:: THE TASK ::
Transcribe all of the data exactly. Omit the pictures.

---

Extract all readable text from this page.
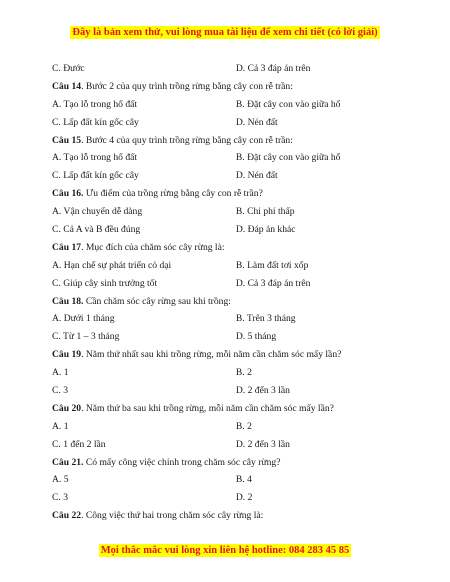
Đây là bản xem thử, vui lòng mua tài liệu để xem chi tiết (có lời giải)
C. Đước	D. Cả 3 đáp án trên
Câu 14. Bước 2 của quy trình trồng rừng bằng cây con rễ trần:
A. Tạo lỗ trong hố đất	B. Đặt cây con vào giữa hố
C. Lấp đất kín gốc cây	D. Nén đất
Câu 15. Bước 4 của quy trình trồng rừng bằng cây con rễ trần:
A. Tạo lỗ trong hố đất	B. Đặt cây con vào giữa hố
C. Lấp đất kín gốc cây	D. Nén đất
Câu 16. Ưu điểm của trồng rừng bằng cây con rễ trần?
A. Vận chuyển dễ dàng	B. Chi phí thấp
C. Cả A và B đều đúng	D. Đáp án khác
Câu 17. Mục đích của chăm sóc cây rừng là:
A. Hạn chế sự phát triển cỏ dại	B. Làm đất tơi xốp
C. Giúp cây sinh trưởng tốt	D. Cả 3 đáp án trên
Câu 18. Cần chăm sóc cây rừng sau khi trồng:
A. Dưới 1 tháng	B. Trên 3 tháng
C. Từ 1 – 3 tháng	D. 5 tháng
Câu 19. Năm thứ nhất sau khi trồng rừng, mỗi năm cần chăm sóc mấy lần?
A. 1	B. 2
C. 3	D. 2 đến 3 lần
Câu 20. Năm thứ ba sau khi trồng rừng, mỗi năm cần chăm sóc mấy lần?
A. 1	B. 2
C. 1 đến 2 lần	D. 2 đến 3 lần
Câu 21. Có mấy công việc chính trong chăm sóc cây rừng?
A. 5	B. 4
C. 3	D. 2
Câu 22. Công việc thứ hai trong chăm sóc cây rừng là:
Mọi thắc mắc vui lòng xin liên hệ hotline: 084 283 45 85
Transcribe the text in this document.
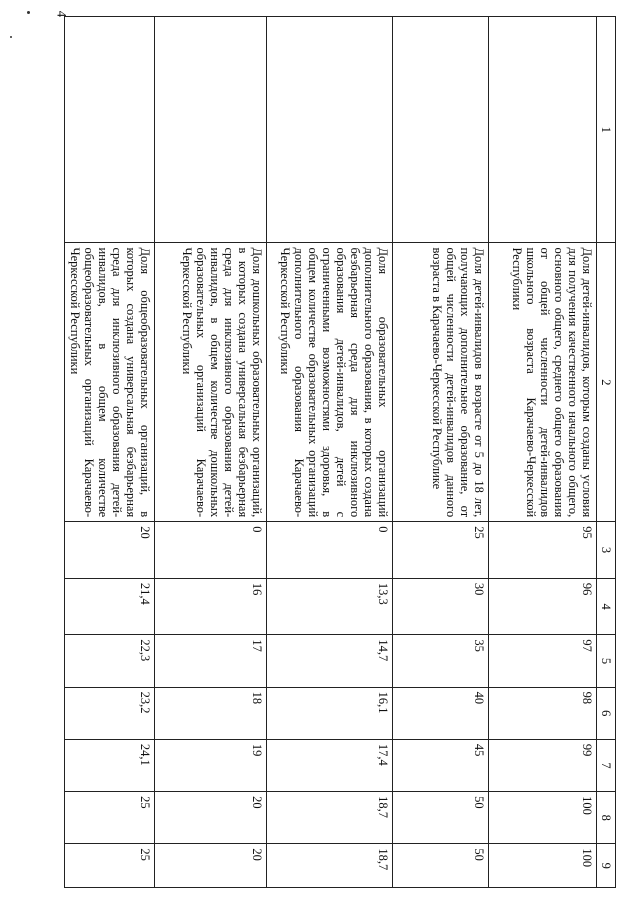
4
1	2	3	4	5	6	7	8	9
	Доля детей-инвалидов, которым созданы условия для получения качественного начального общего, основного общего, среднего общего образования от общей численности детей-инвалидов школьного возраста Карачаево-Черкесской Республики	95	96	97	98	99	100	100
	Доля детей-инвалидов в возрасте от 5 до 18 лет, получающих дополнительное образование, от общей численности детей-инвалидов данного возраста в Карачаево-Черкесской Республике	25	30	35	40	45	50	50
	Доля образовательных организаций дополнительного образования, в которых создана безбарьерная среда для инклюзивного образования детей-инвалидов, детей с ограниченными возможностями здоровья, в общем количестве образовательных организаций дополнительного образования Карачаево-Черкесской Республики	0	13,3	14,7	16,1	17,4	18,7	18,7
	Доля дошкольных образовательных организаций, в которых создана универсальная безбарьерная среда для инклюзивного образования детей-инвалидов, в общем количестве дошкольных образовательных организаций Карачаево-Черкесской Республики	0	16	17	18	19	20	20
	Доля общеобразовательных организаций, в которых создана универсальная безбарьерная среда для инклюзивного образования детей-инвалидов, в общем количестве общеобразовательных организаций Карачаево-Черкесской Республики	20	21,4	22,3	23,2	24,1	25	25
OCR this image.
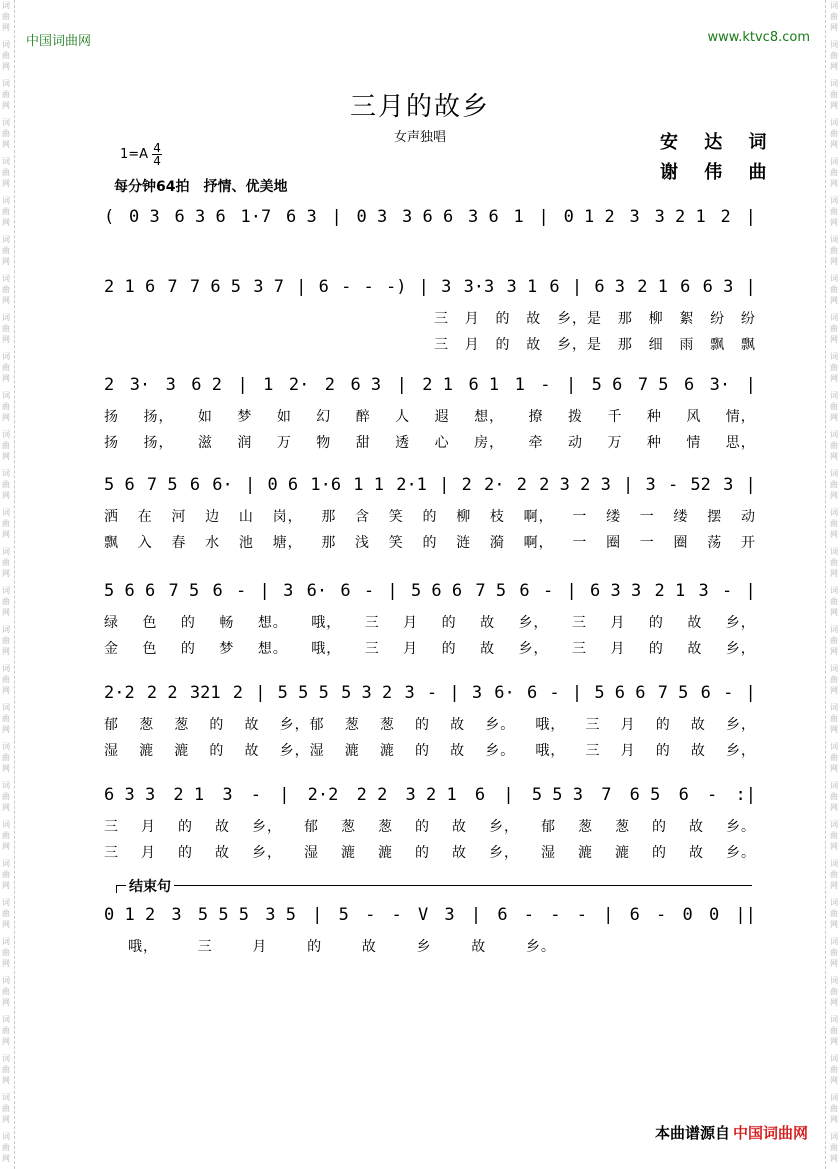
词
曲
网
词
曲
网
词
曲
网
词
曲
网
词
曲
网
词
曲
网
词
曲
网
词
曲
网
词
曲
网
词
曲
网
词
曲
网
词
曲
网
词
曲
网
词
曲
网
词
曲
网
词
曲
网
词
曲
网
词
曲
网
词
曲
网
词
曲
网
词
曲
网
词
曲
网
词
曲
网
词
曲
网
词
曲
网
词
曲
网
词
曲
网
词
曲
网
词
曲
网
词
曲
网
词
曲
网
词
曲
网
词
曲
网
词
曲
网
词
曲
网
词
曲
网
词
曲
网
词
曲
网
词
曲
网
词
曲
网
词
曲
网
词
曲
网
词
曲
网
词
曲
网
词
曲
网
词
曲
网
词
曲
网
词
曲
网
词
曲
网
词
曲
网
词
曲
网
词
曲
网
词
曲
网
词
曲
网
词
曲
网
词
曲
网
词
曲
网
词
曲
网
词
曲
网
词
曲
网
中国词曲网	www.ktvc8.com
三月的故乡
女声独唱	安 达 词
谢 伟 曲
$1=A \frac{4}{4}$
每分钟64拍　抒情、优美地
( 0 3 6 3 6 1·7 6 3 | 0 3 3 6 6 3 6 1 | 0 1 2 3 3 2 1 2 |
2 1 6 7 7 6 5 3 7 | 6 - - -) | 3 3·3 3 1 6 | 6 3 2 1 6 6 3 |
三 月 的 故 乡，是 那 柳 絮 纷 纷
三 月 的 故 乡，是 那 细 雨 飘 飘
2 3· 3 6 2 | 1 2· 2 6 3 | 2 1 6 1 1 - | 5 6 7 5 6 3· |
扬 扬， 如 梦 如 幻 醉 人 遐 想， 撩 拨 千 种 风 情，
扬 扬， 滋 润 万 物 甜 透 心 房， 牵 动 万 种 情 思，
5 6 7 5 6 6· | 0 6 1·6 1 1 2·1 | 2 2· 2 2 3 2 3 | 3 - 52 3 |
洒 在 河 边 山 岗， 那 含 笑 的 柳 枝 啊， 一 缕 一 缕 摆 动
飘 入 春 水 池 塘， 那 浅 笑 的 涟 漪 啊， 一 圈 一 圈 荡 开
5 6 6 7 5 6 - | 3 6· 6 - | 5 6 6 7 5 6 - | 6 3 3 2 1 3 - |
绿 色 的 畅 想。 哦， 三 月 的 故 乡， 三 月 的 故 乡，
金 色 的 梦 想。 哦， 三 月 的 故 乡， 三 月 的 故 乡，
2·2 2 2 321 2 | 5 5 5 5 3 2 3 - | 3 6· 6 - | 5 6 6 7 5 6 - |
郁 葱 葱 的 故 乡，郁 葱 葱 的 故 乡。 哦， 三 月 的 故 乡，
湿 漉 漉 的 故 乡，湿 漉 漉 的 故 乡。 哦， 三 月 的 故 乡，
6 3 3 2 1 3 - | 2·2 2 2 3 2 1 6 | 5 5 3 7 6 5 6 - :|
三 月 的 故 乡， 郁 葱 葱 的 故 乡， 郁 葱 葱 的 故 乡。
三 月 的 故 乡， 湿 漉 漉 的 故 乡， 湿 漉 漉 的 故 乡。
0 1 2 3 5 5 5 3 5 | 5 - - V 3 | 6 - - - | 6 - 0 0 ||
哦，	三	月	的	故	乡	故	乡。
结束句
本曲谱源自 中国词曲网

---

:: RESPONSE TO THIS TASK ::
Extract all readable text from this page.
Đây là bản xem thử, vui lòng mua tài liệu để xem chi tiết (có lời giải)
C. Đước	D. Cả 3 đáp án trên
Câu 14. Bước 2 của quy trình trồng rừng bằng cây con rễ trần:
A. Tạo lỗ trong hố đất	B. Đặt cây con vào giữa hố
C. Lấp đất kín gốc cây	D. Nén đất
Câu 15. Bước 4 của quy trình trồng rừng bằng cây con rễ trần:
A. Tạo lỗ trong hố đất	B. Đặt cây con vào giữa hố
C. Lấp đất kín gốc cây	D. Nén đất
Câu 16. Ưu điểm của trồng rừng bằng cây con rễ trần?
A. Vận chuyển dễ dàng	B. Chi phí thấp
C. Cả A và B đều đúng	D. Đáp án khác
Câu 17. Mục đích của chăm sóc cây rừng là:
A. Hạn chế sự phát triển cỏ dại	B. Làm đất tơi xốp
C. Giúp cây sinh trưởng tốt	D. Cả 3 đáp án trên
Câu 18. Cần chăm sóc cây rừng sau khi trồng:
A. Dưới 1 tháng	B. Trên 3 tháng
C. Từ 1 – 3 tháng	D. 5 tháng
Câu 19. Năm thứ nhất sau khi trồng rừng, mỗi năm cần chăm sóc mấy lần?
A. 1	B. 2
C. 3	D. 2 đến 3 lần
Câu 20. Năm thứ ba sau khi trồng rừng, mỗi năm cần chăm sóc mấy lần?
A. 1	B. 2
C. 1 đến 2 lần	D. 2 đến 3 lần
Câu 21. Có mấy công việc chính trong chăm sóc cây rừng?
A. 5	B. 4
C. 3	D. 2
Câu 22. Công việc thứ hai trong chăm sóc cây rừng là:
Mọi thắc mắc vui lòng xin liên hệ hotline: 084 283 45 85
Transcribe the text in this document.
4
1	2	3	4	5	6	7	8	9
	Доля детей-инвалидов, которым созданы условия для получения качественного начального общего, основного общего, среднего общего образования от общей численности детей-инвалидов школьного возраста Карачаево-Черкесской Республики	95	96	97	98	99	100	100
	Доля детей-инвалидов в возрасте от 5 до 18 лет, получающих дополнительное образование, от общей численности детей-инвалидов данного возраста в Карачаево-Черкесской Республике	25	30	35	40	45	50	50
	Доля образовательных организаций дополнительного образования, в которых создана безбарьерная среда для инклюзивного образования детей-инвалидов, детей с ограниченными возможностями здоровья, в общем количестве образовательных организаций дополнительного образования Карачаево-Черкесской Республики	0	13,3	14,7	16,1	17,4	18,7	18,7
	Доля дошкольных образовательных организаций, в которых создана универсальная безбарьерная среда для инклюзивного образования детей-инвалидов, в общем количестве дошкольных образовательных организаций Карачаево-Черкесской Республики	0	16	17	18	19	20	20
	Доля общеобразовательных организаций, в которых создана универсальная безбарьерная среда для инклюзивного образования детей-инвалидов, в общем количестве общеобразовательных организаций Карачаево-Черкесской Республики	20	21,4	22,3	23,2	24,1	25	25
OCR this image.
词
曲
网
词
曲
网
词
曲
网
词
曲
网
词
曲
网
词
曲
网
词
曲
网
词
曲
网
词
曲
网
词
曲
网
词
曲
网
词
曲
网
词
曲
网
词
曲
网
词
曲
网
词
曲
网
词
曲
网
词
曲
网
词
曲
网
词
曲
网
词
曲
网
词
曲
网
词
曲
网
词
曲
网
词
曲
网
词
曲
网
词
曲
网
词
曲
网
词
曲
网
词
曲
网
词
曲
网
词
曲
网
词
曲
网
词
曲
网
词
曲
网
词
曲
网
词
曲
网
词
曲
网
词
曲
网
词
曲
网
词
曲
网
词
曲
网
词
曲
网
词
曲
网
词
曲
网
词
曲
网
词
曲
网
词
曲
网
词
曲
网
词
曲
网
词
曲
网
词
曲
网
词
曲
网
词
曲
网
词
曲
网
词
曲
网
词
曲
网
词
曲
网
词
曲
网
词
曲
网
中国词曲网	www.ktvc8.com
三月的故乡
女声独唱	安 达 词
谢 伟 曲
$1=A \frac{4}{4}$
每分钟64拍　抒情、优美地
( 0 3 6 3 6 1·7 6 3 | 0 3 3 6 6 3 6 1 | 0 1 2 3 3 2 1 2 |
2 1 6 7 7 6 5 3 7 | 6 - - -) | 3 3·3 3 1 6 | 6 3 2 1 6 6 3 |
三 月 的 故 乡，是 那 柳 絮 纷 纷
三 月 的 故 乡，是 那 细 雨 飘 飘
2 3· 3 6 2 | 1 2· 2 6 3 | 2 1 6 1 1 - | 5 6 7 5 6 3· |
扬 扬， 如 梦 如 幻 醉 人 遐 想， 撩 拨 千 种 风 情，
扬 扬， 滋 润 万 物 甜 透 心 房， 牵 动 万 种 情 思，
5 6 7 5 6 6· | 0 6 1·6 1 1 2·1 | 2 2· 2 2 3 2 3 | 3 - 52 3 |
洒 在 河 边 山 岗， 那 含 笑 的 柳 枝 啊， 一 缕 一 缕 摆 动
飘 入 春 水 池 塘， 那 浅 笑 的 涟 漪 啊， 一 圈 一 圈 荡 开
5 6 6 7 5 6 - | 3 6· 6 - | 5 6 6 7 5 6 - | 6 3 3 2 1 3 - |
绿 色 的 畅 想。 哦， 三 月 的 故 乡， 三 月 的 故 乡，
金 色 的 梦 想。 哦， 三 月 的 故 乡， 三 月 的 故 乡，
2·2 2 2 321 2 | 5 5 5 5 3 2 3 - | 3 6· 6 - | 5 6 6 7 5 6 - |
郁 葱 葱 的 故 乡，郁 葱 葱 的 故 乡。 哦， 三 月 的 故 乡，
湿 漉 漉 的 故 乡，湿 漉 漉 的 故 乡。 哦， 三 月 的 故 乡，
6 3 3 2 1 3 - | 2·2 2 2 3 2 1 6 | 5 5 3 7 6 5 6 - :|
三 月 的 故 乡， 郁 葱 葱 的 故 乡， 郁 葱 葱 的 故 乡。
三 月 的 故 乡， 湿 漉 漉 的 故 乡， 湿 漉 漉 的 故 乡。
0 1 2 3 5 5 5 3 5 | 5 - - V 3 | 6 - - - | 6 - 0 0 ||
哦，	三	月	的	故	乡	故	乡。
结束句
本曲谱源自 中国词曲网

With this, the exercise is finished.